> Goal
Every line that contains the word "content" should be copied out.

> Stored data entries
_ _ _ _

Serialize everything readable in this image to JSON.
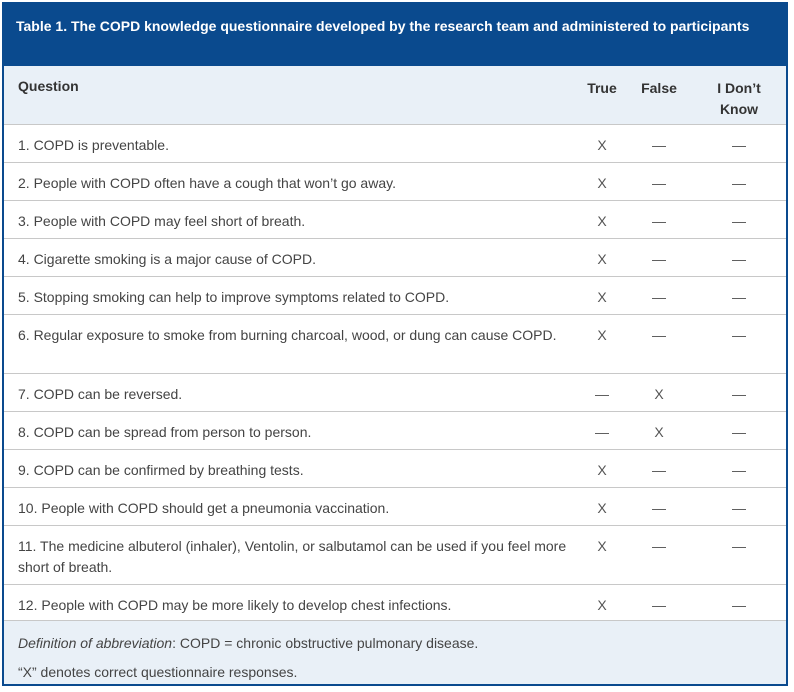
{
  "table": {
    "caption": "Table 1. The COPD knowledge questionnaire developed by the research team and administered to participants",
    "headers": {
      "question": "Question",
      "true": "True",
      "false": "False",
      "idk_line1": "I Don’t",
      "idk_line2": "Know"
    },
    "rows": [
      {
        "question": "1. COPD is preventable.",
        "true": "X",
        "false": "—",
        "idk": "—"
      },
      {
        "question": "2. People with COPD often have a cough that won’t go away.",
        "true": "X",
        "false": "—",
        "idk": "—"
      },
      {
        "question": "3. People with COPD may feel short of breath.",
        "true": "X",
        "false": "—",
        "idk": "—"
      },
      {
        "question": "4. Cigarette smoking is a major cause of COPD.",
        "true": "X",
        "false": "—",
        "idk": "—"
      },
      {
        "question": "5. Stopping smoking can help to improve symptoms related to COPD.",
        "true": "X",
        "false": "—",
        "idk": "—"
      },
      {
        "question": "6. Regular exposure to smoke from burning charcoal, wood, or dung can cause COPD.",
        "true": "X",
        "false": "—",
        "idk": "—"
      },
      {
        "question": "7. COPD can be reversed.",
        "true": "—",
        "false": "X",
        "idk": "—"
      },
      {
        "question": "8. COPD can be spread from person to person.",
        "true": "—",
        "false": "X",
        "idk": "—"
      },
      {
        "question": "9. COPD can be confirmed by breathing tests.",
        "true": "X",
        "false": "—",
        "idk": "—"
      },
      {
        "question": "10. People with COPD should get a pneumonia vaccination.",
        "true": "X",
        "false": "—",
        "idk": "—"
      },
      {
        "question": "11. The medicine albuterol (inhaler), Ventolin, or salbutamol can be used if you feel more short of breath.",
        "true": "X",
        "false": "—",
        "idk": "—"
      },
      {
        "question": "12. People with COPD may be more likely to develop chest infections.",
        "true": "X",
        "false": "—",
        "idk": "—"
      }
    ],
    "footnotes": {
      "abbrev_label": "Definition of abbreviation",
      "abbrev_text": ": COPD = chronic obstructive pulmonary disease.",
      "note": "“X” denotes correct questionnaire responses."
    }
  }
}
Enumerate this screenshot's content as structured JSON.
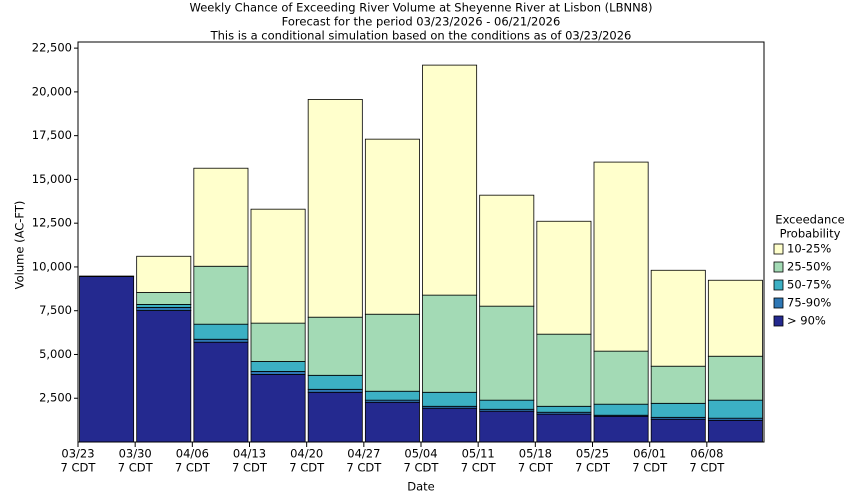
{
  "chart_data": {
    "type": "stacked_bar",
    "title": [
      "Weekly Chance of Exceeding River Volume at Sheyenne River at Lisbon (LBNN8)",
      "Forecast for the period 03/23/2026 - 06/21/2026",
      "This is a conditional simulation based on the conditions as of 03/23/2026"
    ],
    "x_label": "Date",
    "y_label": "Volume (AC-FT)",
    "legend_title": [
      "Exceedance",
      "Probability"
    ],
    "categories": [
      {
        "date": "03/23",
        "time": "7 CDT"
      },
      {
        "date": "03/30",
        "time": "7 CDT"
      },
      {
        "date": "04/06",
        "time": "7 CDT"
      },
      {
        "date": "04/13",
        "time": "7 CDT"
      },
      {
        "date": "04/20",
        "time": "7 CDT"
      },
      {
        "date": "04/27",
        "time": "7 CDT"
      },
      {
        "date": "05/04",
        "time": "7 CDT"
      },
      {
        "date": "05/11",
        "time": "7 CDT"
      },
      {
        "date": "05/18",
        "time": "7 CDT"
      },
      {
        "date": "05/25",
        "time": "7 CDT"
      },
      {
        "date": "06/01",
        "time": "7 CDT"
      },
      {
        "date": "06/08",
        "time": "7 CDT"
      }
    ],
    "series": [
      {
        "name": "> 90%",
        "color": "#24298f",
        "values": [
          9450,
          7510,
          5700,
          3860,
          2840,
          2270,
          1930,
          1760,
          1590,
          1470,
          1300,
          1240
        ]
      },
      {
        "name": "75-90%",
        "color": "#2e77b5",
        "values": [
          30,
          180,
          170,
          170,
          170,
          120,
          110,
          110,
          110,
          60,
          110,
          120
        ]
      },
      {
        "name": "50-75%",
        "color": "#3cb0c4",
        "values": [
          0,
          170,
          860,
          570,
          800,
          510,
          800,
          520,
          340,
          630,
          800,
          1030
        ]
      },
      {
        "name": "25-50%",
        "color": "#a3dab5",
        "values": [
          0,
          680,
          3310,
          2190,
          3320,
          4400,
          5550,
          5370,
          4120,
          3030,
          2120,
          2510
        ]
      },
      {
        "name": "10-25%",
        "color": "#ffffcc",
        "values": [
          0,
          2070,
          5600,
          6510,
          12440,
          10000,
          13140,
          6340,
          6450,
          10800,
          5480,
          4340
        ]
      }
    ],
    "ylim": [
      0,
      22850
    ],
    "yticks": [
      {
        "value": 2500,
        "label": "2,500"
      },
      {
        "value": 5000,
        "label": "5,000"
      },
      {
        "value": 7500,
        "label": "7,500"
      },
      {
        "value": 10000,
        "label": "10,000"
      },
      {
        "value": 12500,
        "label": "12,500"
      },
      {
        "value": 15000,
        "label": "15,000"
      },
      {
        "value": 17500,
        "label": "17,500"
      },
      {
        "value": 20000,
        "label": "20,000"
      },
      {
        "value": 22500,
        "label": "22,500"
      }
    ]
  }
}
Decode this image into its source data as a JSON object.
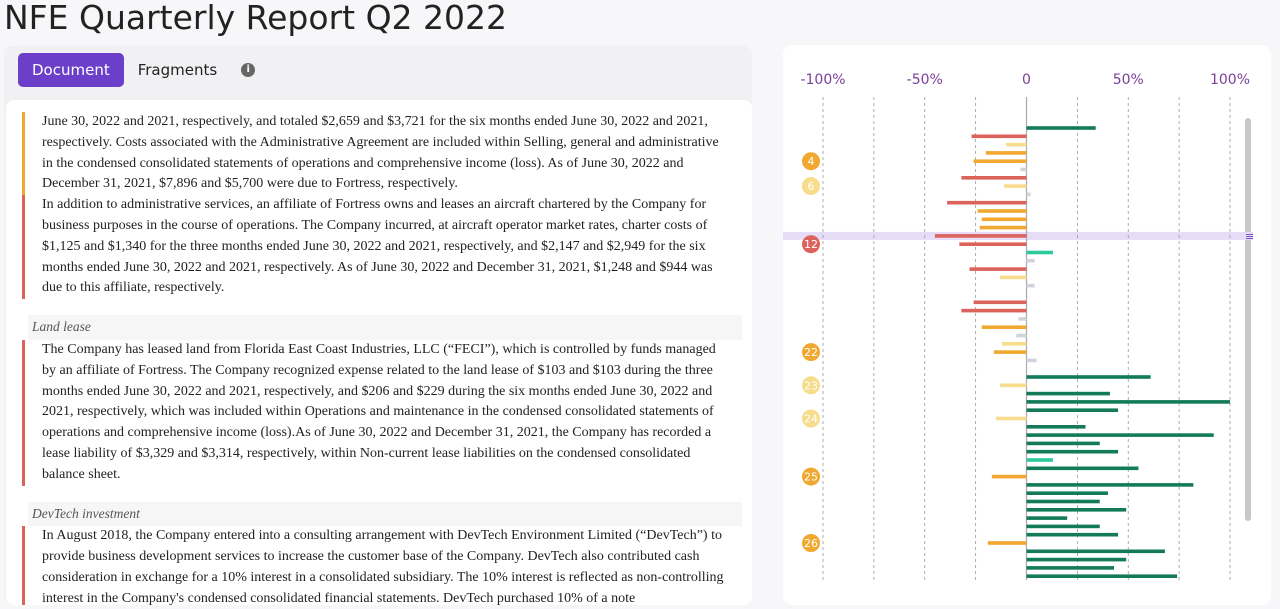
{
  "header": {
    "title": "NFE Quarterly Report Q2 2022"
  },
  "tabs": {
    "items": [
      "Document",
      "Fragments"
    ],
    "active": 0
  },
  "document": {
    "blocks": [
      {
        "text": "June 30, 2022 and 2021, respectively, and totaled $2,659 and $3,721 for the six months ended June 30, 2022 and 2021, respectively. Costs associated with the Administrative Agreement are included within Selling, general and administrative in the condensed consolidated statements of operations and comprehensive income (loss). As of June 30, 2022 and December 31, 2021, $7,896 and $5,700 were due to Fortress, respectively.",
        "accent": "#f0a830"
      },
      {
        "text": "In addition to administrative services, an affiliate of Fortress owns and leases an aircraft chartered by the Company for business purposes in the course of operations. The Company incurred, at aircraft operator market rates, charter costs of $1,125 and $1,340 for the three months ended June 30, 2022 and 2021, respectively, and $2,147 and $2,949 for the six months ended June 30, 2022 and 2021, respectively. As of June 30, 2022 and December 31, 2021, $1,248 and $944 was due to this affiliate, respectively.",
        "accent": "#dc625c"
      },
      {
        "heading": "Land lease"
      },
      {
        "text": "The Company has leased land from Florida East Coast Industries, LLC (“FECI”), which is controlled by funds managed by an affiliate of Fortress. The Company recognized expense related to the land lease of $103 and $103 during the three months ended June 30, 2022 and 2021, respectively, and $206 and $229 during the six months ended June 30, 2022 and 2021, respectively, which was included within Operations and maintenance in the condensed consolidated statements of operations and comprehensive income (loss).As of June 30, 2022 and December 31, 2021, the Company has recorded a lease liability of $3,329 and $3,314, respectively, within Non-current lease liabilities on the condensed consolidated balance sheet.",
        "accent": "#dc625c"
      },
      {
        "heading": "DevTech investment"
      },
      {
        "text": "In August 2018, the Company entered into a consulting arrangement with DevTech Environment Limited (“DevTech”) to provide business development services to increase the customer base of the Company. DevTech also contributed cash consideration in exchange for a 10% interest in a consolidated subsidiary. The 10% interest is reflected as non-controlling interest in the Company's condensed consolidated financial statements. DevTech purchased 10% of a note",
        "accent": "#dc625c"
      }
    ]
  },
  "chart_data": {
    "type": "bar",
    "orientation": "horizontal",
    "xlim": [
      -100,
      100
    ],
    "xticks": [
      {
        "value": -100,
        "label": "-100%"
      },
      {
        "value": -50,
        "label": "-50%"
      },
      0,
      {
        "value": 50,
        "label": "50%"
      },
      {
        "value": 100,
        "label": "100%"
      }
    ],
    "minor_xticks": [
      -75,
      -25,
      25,
      75
    ],
    "highlight": 13,
    "categories": [
      null,
      null,
      null,
      null,
      "4",
      null,
      null,
      "6",
      null,
      null,
      null,
      null,
      null,
      null,
      "12",
      null,
      null,
      null,
      null,
      null,
      null,
      null,
      null,
      null,
      null,
      null,
      null,
      "22",
      null,
      null,
      null,
      "23",
      null,
      null,
      null,
      "24",
      null,
      null,
      null,
      null,
      null,
      null,
      "25",
      null,
      null,
      null,
      null,
      null,
      null,
      null,
      "26",
      null,
      null,
      null,
      null
    ],
    "values": [
      34,
      -27,
      -10,
      -20,
      -26,
      -3,
      -32,
      -11,
      2,
      -39,
      -24,
      -22,
      -23,
      -45,
      -33,
      13,
      4,
      -28,
      -13,
      4,
      null,
      -26,
      -32,
      -4,
      -22,
      -5,
      -12,
      -16,
      5,
      null,
      61,
      -13,
      41,
      100,
      45,
      -15,
      29,
      92,
      36,
      45,
      13,
      55,
      -17,
      82,
      40,
      36,
      49,
      20,
      36,
      45,
      -19,
      68,
      49,
      43,
      74
    ],
    "colors": [
      "#137a5a",
      "#dc625c",
      "#f7dc8c",
      "#f0a830",
      "#f0a830",
      "#d0d4dc",
      "#dc625c",
      "#f7dc8c",
      "#d0d4dc",
      "#dc625c",
      "#f0a830",
      "#f0a830",
      "#f0a830",
      "#dc625c",
      "#dc625c",
      "#2ec99a",
      "#d0d4dc",
      "#dc625c",
      "#f7dc8c",
      "#d0d4dc",
      null,
      "#dc625c",
      "#dc625c",
      "#d0d4dc",
      "#f0a830",
      "#d0d4dc",
      "#f7dc8c",
      "#f0a830",
      "#d0d4dc",
      null,
      "#137a5a",
      "#f7dc8c",
      "#137a5a",
      "#137a5a",
      "#137a5a",
      "#f7dc8c",
      "#137a5a",
      "#137a5a",
      "#137a5a",
      "#137a5a",
      "#2ec99a",
      "#137a5a",
      "#f0a830",
      "#137a5a",
      "#137a5a",
      "#137a5a",
      "#137a5a",
      "#137a5a",
      "#137a5a",
      "#137a5a",
      "#f0a830",
      "#137a5a",
      "#137a5a",
      "#137a5a",
      "#137a5a"
    ]
  }
}
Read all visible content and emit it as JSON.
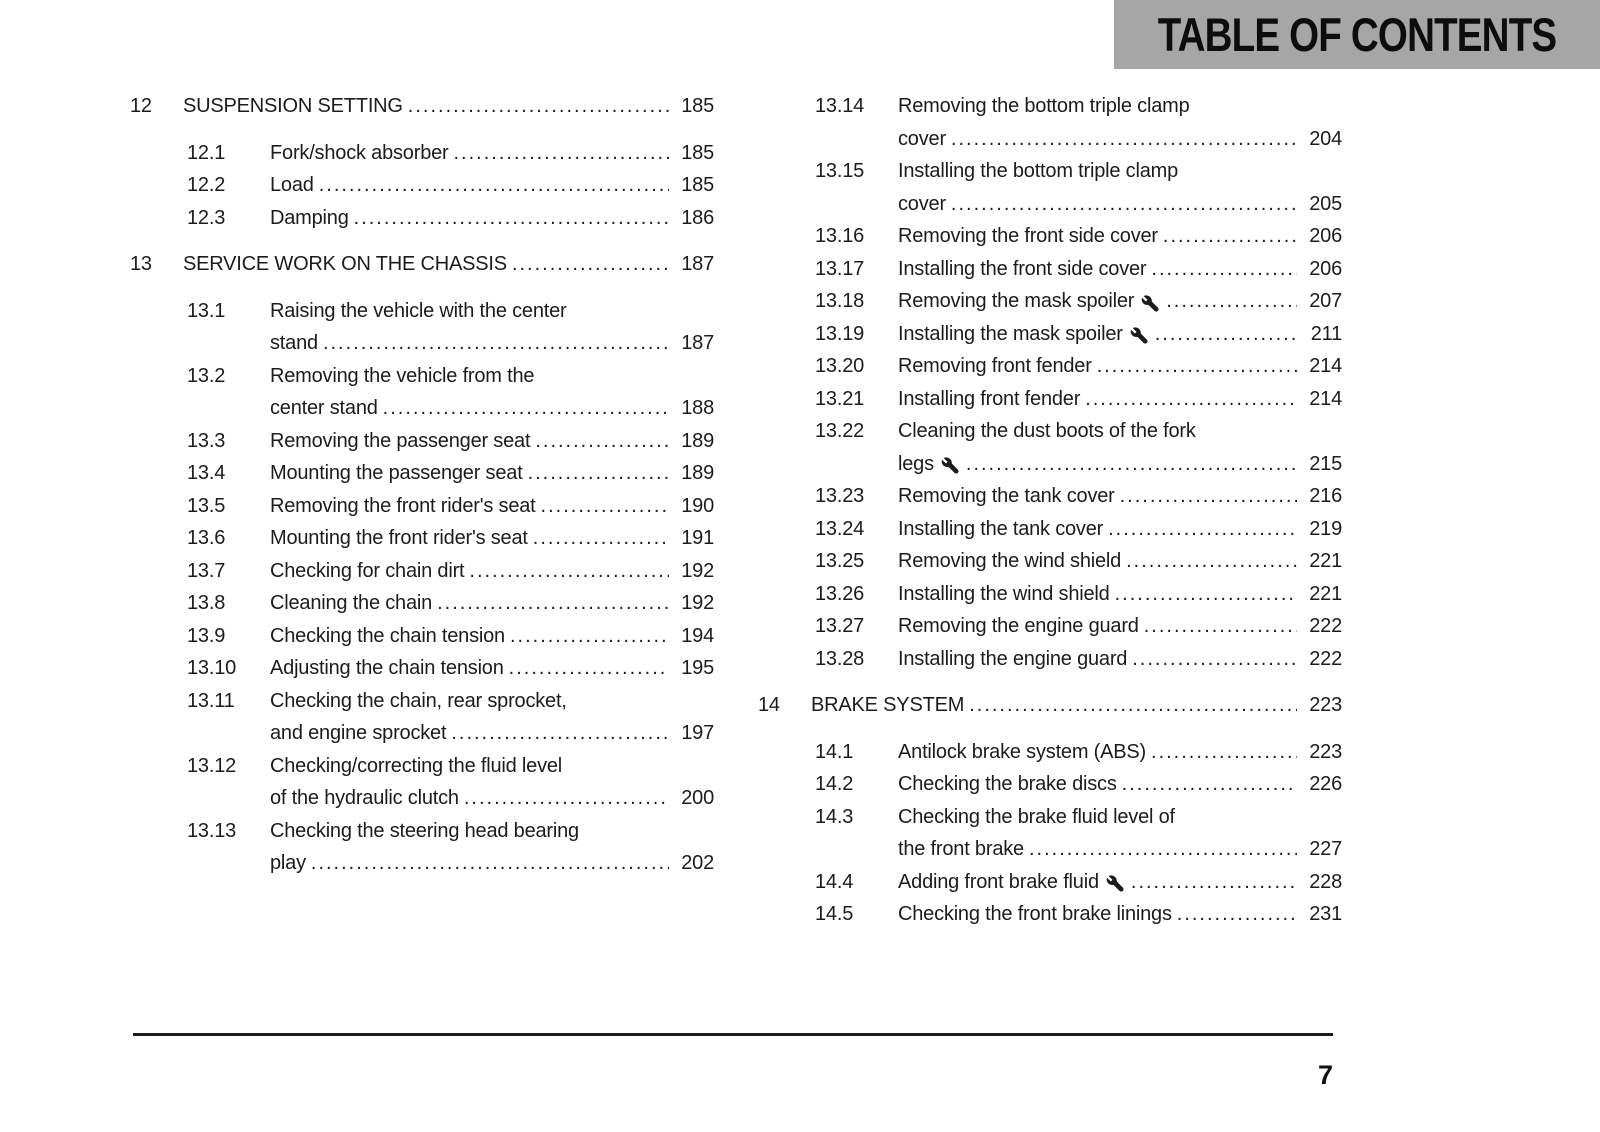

_ _ _ _

> Complete answer
Enumerate this screenshot's content as structured JSON.
Read all visible content and emit it as JSON.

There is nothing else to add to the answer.